> _SET PROBLEM_
Search the records below for the word "screenshot" and show every line where it occurs.

----------

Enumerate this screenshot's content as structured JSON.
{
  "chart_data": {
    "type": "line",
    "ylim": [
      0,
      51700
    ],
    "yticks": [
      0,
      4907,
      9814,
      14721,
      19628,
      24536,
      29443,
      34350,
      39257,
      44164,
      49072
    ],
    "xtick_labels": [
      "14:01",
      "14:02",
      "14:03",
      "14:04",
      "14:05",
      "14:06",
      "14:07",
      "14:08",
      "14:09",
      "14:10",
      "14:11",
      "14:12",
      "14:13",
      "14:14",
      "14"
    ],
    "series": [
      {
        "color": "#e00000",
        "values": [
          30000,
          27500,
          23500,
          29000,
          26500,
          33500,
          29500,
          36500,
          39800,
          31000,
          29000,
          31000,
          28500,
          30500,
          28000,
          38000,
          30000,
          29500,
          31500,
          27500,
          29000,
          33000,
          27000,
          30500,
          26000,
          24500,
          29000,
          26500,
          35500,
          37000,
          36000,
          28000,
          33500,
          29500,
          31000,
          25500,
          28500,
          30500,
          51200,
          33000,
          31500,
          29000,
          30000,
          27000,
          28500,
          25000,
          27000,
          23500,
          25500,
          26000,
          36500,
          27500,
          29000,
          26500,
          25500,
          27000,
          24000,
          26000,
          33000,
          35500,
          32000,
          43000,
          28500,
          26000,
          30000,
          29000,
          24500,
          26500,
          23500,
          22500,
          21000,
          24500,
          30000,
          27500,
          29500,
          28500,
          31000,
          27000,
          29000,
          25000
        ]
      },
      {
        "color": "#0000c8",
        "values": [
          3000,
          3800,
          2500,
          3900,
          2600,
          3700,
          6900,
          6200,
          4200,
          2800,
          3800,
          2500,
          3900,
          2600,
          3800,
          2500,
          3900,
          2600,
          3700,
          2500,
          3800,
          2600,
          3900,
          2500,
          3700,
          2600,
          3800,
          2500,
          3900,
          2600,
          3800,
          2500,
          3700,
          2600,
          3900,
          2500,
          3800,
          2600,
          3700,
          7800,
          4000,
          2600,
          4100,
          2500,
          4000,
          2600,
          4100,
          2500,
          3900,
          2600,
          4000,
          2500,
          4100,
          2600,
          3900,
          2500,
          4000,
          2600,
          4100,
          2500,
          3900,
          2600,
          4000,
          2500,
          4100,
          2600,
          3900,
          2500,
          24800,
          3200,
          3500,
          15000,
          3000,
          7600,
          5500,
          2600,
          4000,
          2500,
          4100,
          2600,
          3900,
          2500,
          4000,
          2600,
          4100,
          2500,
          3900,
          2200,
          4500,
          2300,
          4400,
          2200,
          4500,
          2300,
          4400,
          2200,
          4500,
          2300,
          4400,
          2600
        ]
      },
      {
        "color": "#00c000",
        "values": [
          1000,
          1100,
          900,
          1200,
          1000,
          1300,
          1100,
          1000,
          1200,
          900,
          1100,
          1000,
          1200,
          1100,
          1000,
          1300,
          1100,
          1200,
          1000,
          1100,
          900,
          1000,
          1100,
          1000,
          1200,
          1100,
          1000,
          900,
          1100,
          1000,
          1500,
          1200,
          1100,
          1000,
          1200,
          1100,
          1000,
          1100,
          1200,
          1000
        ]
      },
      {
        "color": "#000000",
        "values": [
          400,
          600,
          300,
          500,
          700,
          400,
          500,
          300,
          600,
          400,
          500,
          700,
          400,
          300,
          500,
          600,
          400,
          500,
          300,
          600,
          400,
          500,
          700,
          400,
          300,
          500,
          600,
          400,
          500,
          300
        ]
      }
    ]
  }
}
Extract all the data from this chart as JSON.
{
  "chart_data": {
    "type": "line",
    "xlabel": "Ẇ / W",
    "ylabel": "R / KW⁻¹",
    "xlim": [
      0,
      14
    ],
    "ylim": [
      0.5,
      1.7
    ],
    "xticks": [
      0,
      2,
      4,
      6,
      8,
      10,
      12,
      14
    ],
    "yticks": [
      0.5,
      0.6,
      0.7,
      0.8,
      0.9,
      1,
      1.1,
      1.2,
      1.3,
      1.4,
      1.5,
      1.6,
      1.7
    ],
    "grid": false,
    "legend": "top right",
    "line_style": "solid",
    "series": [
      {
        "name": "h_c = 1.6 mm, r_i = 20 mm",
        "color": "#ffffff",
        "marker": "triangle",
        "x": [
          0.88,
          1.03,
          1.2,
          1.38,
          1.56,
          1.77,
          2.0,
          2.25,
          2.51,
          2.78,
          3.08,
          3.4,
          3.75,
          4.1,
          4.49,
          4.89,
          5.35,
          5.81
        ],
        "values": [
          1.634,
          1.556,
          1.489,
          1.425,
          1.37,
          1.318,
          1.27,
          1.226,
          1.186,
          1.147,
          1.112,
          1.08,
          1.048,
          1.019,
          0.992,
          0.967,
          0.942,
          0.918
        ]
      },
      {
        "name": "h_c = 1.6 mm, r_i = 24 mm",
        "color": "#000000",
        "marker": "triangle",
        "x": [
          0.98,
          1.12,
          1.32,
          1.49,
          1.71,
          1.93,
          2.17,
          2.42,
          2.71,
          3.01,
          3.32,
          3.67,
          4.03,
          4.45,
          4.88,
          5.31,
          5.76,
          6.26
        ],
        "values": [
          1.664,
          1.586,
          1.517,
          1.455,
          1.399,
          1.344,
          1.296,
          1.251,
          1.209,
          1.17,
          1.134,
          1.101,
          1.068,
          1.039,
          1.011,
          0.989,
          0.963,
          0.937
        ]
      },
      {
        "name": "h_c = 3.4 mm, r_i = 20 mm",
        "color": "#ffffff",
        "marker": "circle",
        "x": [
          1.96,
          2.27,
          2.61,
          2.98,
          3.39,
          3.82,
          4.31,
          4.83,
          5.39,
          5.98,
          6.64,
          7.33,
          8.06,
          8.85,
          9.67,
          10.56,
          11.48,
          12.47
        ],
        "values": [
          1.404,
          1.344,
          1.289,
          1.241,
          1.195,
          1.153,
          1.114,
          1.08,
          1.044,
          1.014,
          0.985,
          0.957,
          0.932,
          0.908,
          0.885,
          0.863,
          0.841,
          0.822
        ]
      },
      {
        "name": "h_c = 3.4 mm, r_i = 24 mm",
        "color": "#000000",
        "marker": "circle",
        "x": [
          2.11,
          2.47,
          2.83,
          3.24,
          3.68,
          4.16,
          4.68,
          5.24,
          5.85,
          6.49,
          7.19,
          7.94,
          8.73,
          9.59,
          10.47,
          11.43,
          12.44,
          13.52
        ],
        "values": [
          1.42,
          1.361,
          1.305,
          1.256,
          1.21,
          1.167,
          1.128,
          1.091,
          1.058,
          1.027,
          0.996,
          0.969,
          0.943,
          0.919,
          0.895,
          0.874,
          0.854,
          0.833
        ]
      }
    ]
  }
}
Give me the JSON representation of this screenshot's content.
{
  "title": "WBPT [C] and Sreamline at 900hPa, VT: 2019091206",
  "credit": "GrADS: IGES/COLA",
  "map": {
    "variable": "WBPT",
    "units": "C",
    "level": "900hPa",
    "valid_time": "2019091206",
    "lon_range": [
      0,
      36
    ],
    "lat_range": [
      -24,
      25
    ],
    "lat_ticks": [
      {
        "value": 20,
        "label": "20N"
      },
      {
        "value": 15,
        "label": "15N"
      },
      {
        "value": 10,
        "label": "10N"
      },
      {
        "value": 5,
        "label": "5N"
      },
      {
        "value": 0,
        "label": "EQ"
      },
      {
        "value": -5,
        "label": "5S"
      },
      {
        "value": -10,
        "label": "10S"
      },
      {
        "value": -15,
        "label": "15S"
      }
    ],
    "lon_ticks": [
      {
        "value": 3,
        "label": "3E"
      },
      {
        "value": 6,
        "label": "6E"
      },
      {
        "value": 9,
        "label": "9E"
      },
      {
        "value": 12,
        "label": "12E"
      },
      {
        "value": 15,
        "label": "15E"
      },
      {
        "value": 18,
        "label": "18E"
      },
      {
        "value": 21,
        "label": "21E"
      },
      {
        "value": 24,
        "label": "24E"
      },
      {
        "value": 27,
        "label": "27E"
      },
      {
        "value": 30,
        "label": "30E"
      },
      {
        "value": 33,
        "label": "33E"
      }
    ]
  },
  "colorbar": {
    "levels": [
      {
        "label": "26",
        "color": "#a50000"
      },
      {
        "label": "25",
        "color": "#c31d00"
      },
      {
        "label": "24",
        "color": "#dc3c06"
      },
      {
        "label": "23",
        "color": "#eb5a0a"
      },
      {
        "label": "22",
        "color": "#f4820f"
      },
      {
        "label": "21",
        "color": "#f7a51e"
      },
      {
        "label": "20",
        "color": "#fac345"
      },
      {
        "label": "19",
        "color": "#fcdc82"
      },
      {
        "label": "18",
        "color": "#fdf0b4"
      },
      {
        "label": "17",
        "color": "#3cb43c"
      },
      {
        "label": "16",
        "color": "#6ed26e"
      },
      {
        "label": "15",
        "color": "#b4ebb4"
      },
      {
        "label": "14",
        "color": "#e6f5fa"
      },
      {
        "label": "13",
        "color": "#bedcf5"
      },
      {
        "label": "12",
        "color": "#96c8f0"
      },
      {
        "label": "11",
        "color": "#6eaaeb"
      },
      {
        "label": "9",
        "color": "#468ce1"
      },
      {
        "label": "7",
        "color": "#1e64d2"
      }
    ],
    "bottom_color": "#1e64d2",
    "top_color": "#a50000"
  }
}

----------

> _RESPONSE TO THIS TASK_
Enumerate this screenshot's content as structured JSON.
Give me the JSON representation of this screenshot's content.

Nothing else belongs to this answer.